Data records -
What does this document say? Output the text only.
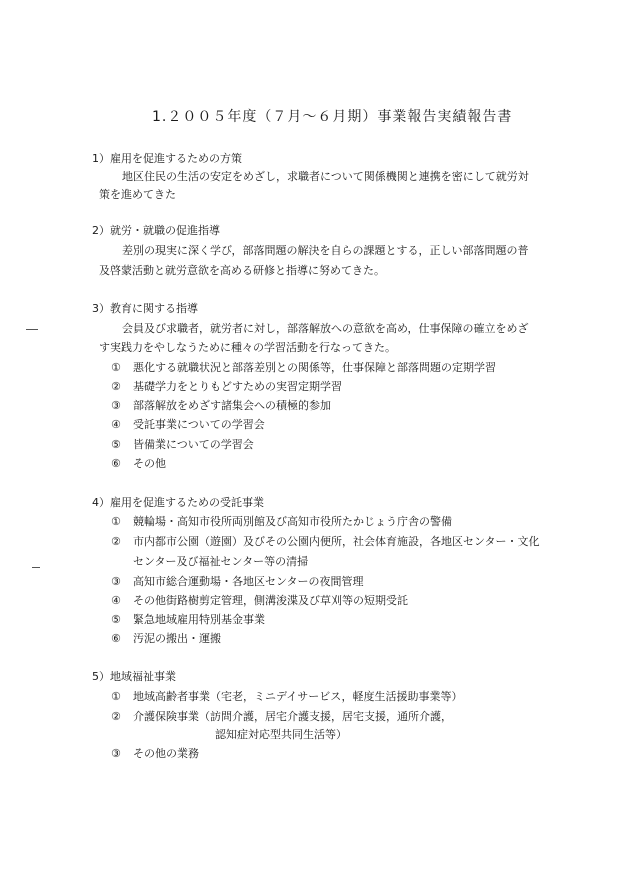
1.２００５年度（７月～６月期）事業報告実績報告書
1）雇用を促進するための方策
地区住民の生活の安定をめざし，求職者について関係機関と連携を密にして就労対
策を進めてきた
2）就労・就職の促進指導
差別の現実に深く学び，部落問題の解決を自らの課題とする，正しい部落問題の普
及啓蒙活動と就労意欲を高める研修と指導に努めてきた。
3）教育に関する指導
会員及び求職者，就労者に対し，部落解放への意欲を高め，仕事保障の確立をめざ
す実践力をやしなうために種々の学習活動を行なってきた。
① 悪化する就職状況と部落差別との関係等，仕事保障と部落問題の定期学習
② 基礎学力をとりもどすための実習定期学習
③ 部落解放をめざす諸集会への積極的参加
④ 受託事業についての学習会
⑤ 皆備業についての学習会
⑥ その他
4）雇用を促進するための受託事業
① 競輪場・高知市役所両別館及び高知市役所たかじょう庁舎の警備
② 市内都市公園（遊園）及びその公園内便所，社会体育施設，各地区センター・文化
センター及び福祉センター等の清掃
③ 高知市総合運動場・各地区センターの夜間管理
④ その他街路樹剪定管理，側溝浚渫及び草刈等の短期受託
⑤ 緊急地域雇用特別基金事業
⑥ 汚泥の搬出・運搬
5）地域福祉事業
① 地域高齢者事業（宅老，ミニデイサービス，軽度生活援助事業等）
② 介護保険事業（訪問介護，居宅介護支援，居宅支援，通所介護，
認知症対応型共同生活等）
③ その他の業務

What is needed -
Your job is to transcribe the entries above exactly; skip the pictures.

Exercise result -
What does this document say? Output the text only.
1.２００５年度（７月～６月期）事業報告実績報告書
1）雇用を促進するための方策
地区住民の生活の安定をめざし，求職者について関係機関と連携を密にして就労対
策を進めてきた
2）就労・就職の促進指導
差別の現実に深く学び，部落問題の解決を自らの課題とする，正しい部落問題の普
及啓蒙活動と就労意欲を高める研修と指導に努めてきた。
3）教育に関する指導
会員及び求職者，就労者に対し，部落解放への意欲を高め，仕事保障の確立をめざ
す実践力をやしなうために種々の学習活動を行なってきた。
① 悪化する就職状況と部落差別との関係等，仕事保障と部落問題の定期学習
② 基礎学力をとりもどすための実習定期学習
③ 部落解放をめざす諸集会への積極的参加
④ 受託事業についての学習会
⑤ 皆備業についての学習会
⑥ その他
4）雇用を促進するための受託事業
① 競輪場・高知市役所両別館及び高知市役所たかじょう庁舎の警備
② 市内都市公園（遊園）及びその公園内便所，社会体育施設，各地区センター・文化
センター及び福祉センター等の清掃
③ 高知市総合運動場・各地区センターの夜間管理
④ その他街路樹剪定管理，側溝浚渫及び草刈等の短期受託
⑤ 緊急地域雇用特別基金事業
⑥ 汚泥の搬出・運搬
5）地域福祉事業
① 地域高齢者事業（宅老，ミニデイサービス，軽度生活援助事業等）
② 介護保険事業（訪問介護，居宅介護支援，居宅支援，通所介護，
認知症対応型共同生活等）
③ その他の業務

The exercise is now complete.